- _Entries provided_
+-------+
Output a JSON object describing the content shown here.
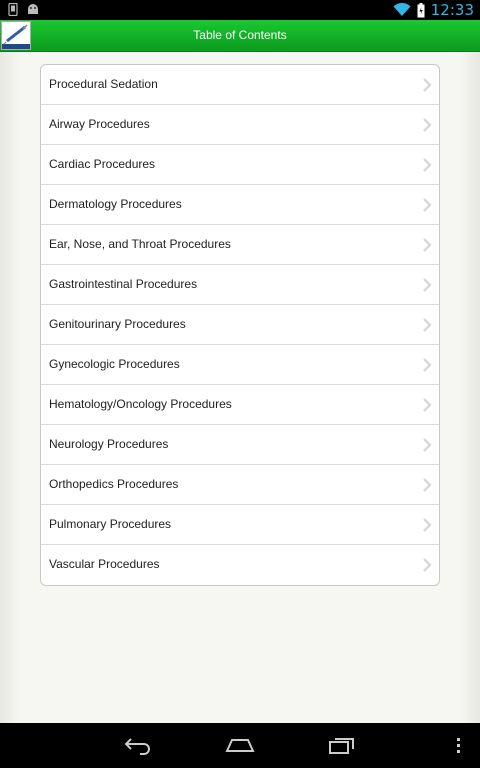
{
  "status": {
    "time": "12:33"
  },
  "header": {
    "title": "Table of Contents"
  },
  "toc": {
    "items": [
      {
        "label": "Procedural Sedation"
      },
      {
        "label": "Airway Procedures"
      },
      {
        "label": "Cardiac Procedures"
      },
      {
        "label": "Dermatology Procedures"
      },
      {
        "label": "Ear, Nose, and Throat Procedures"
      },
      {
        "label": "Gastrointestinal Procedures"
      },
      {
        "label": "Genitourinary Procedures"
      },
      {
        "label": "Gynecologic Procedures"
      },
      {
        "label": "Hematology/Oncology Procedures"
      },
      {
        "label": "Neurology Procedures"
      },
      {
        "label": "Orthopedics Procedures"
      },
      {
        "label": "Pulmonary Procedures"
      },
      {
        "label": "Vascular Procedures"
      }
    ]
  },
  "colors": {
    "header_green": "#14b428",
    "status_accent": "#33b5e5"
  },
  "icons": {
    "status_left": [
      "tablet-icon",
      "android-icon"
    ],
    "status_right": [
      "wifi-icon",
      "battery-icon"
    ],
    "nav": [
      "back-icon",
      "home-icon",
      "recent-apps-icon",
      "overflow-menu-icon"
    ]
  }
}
+-------+
- _Your objective_
Gather all lines where the word "Procedures" appears.

- _Solution to the exercise_
        "label": "Airway Procedures"
        "label": "Cardiac Procedures"
        "label": "Dermatology Procedures"
        "label": "Ear, Nose, and Throat Procedures"
        "label": "Gastrointestinal Procedures"
        "label": "Genitourinary Procedures"
        "label": "Gynecologic Procedures"
        "label": "Hematology/Oncology Procedures"
        "label": "Neurology Procedures"
        "label": "Orthopedics Procedures"
        "label": "Pulmonary Procedures"
        "label": "Vascular Procedures"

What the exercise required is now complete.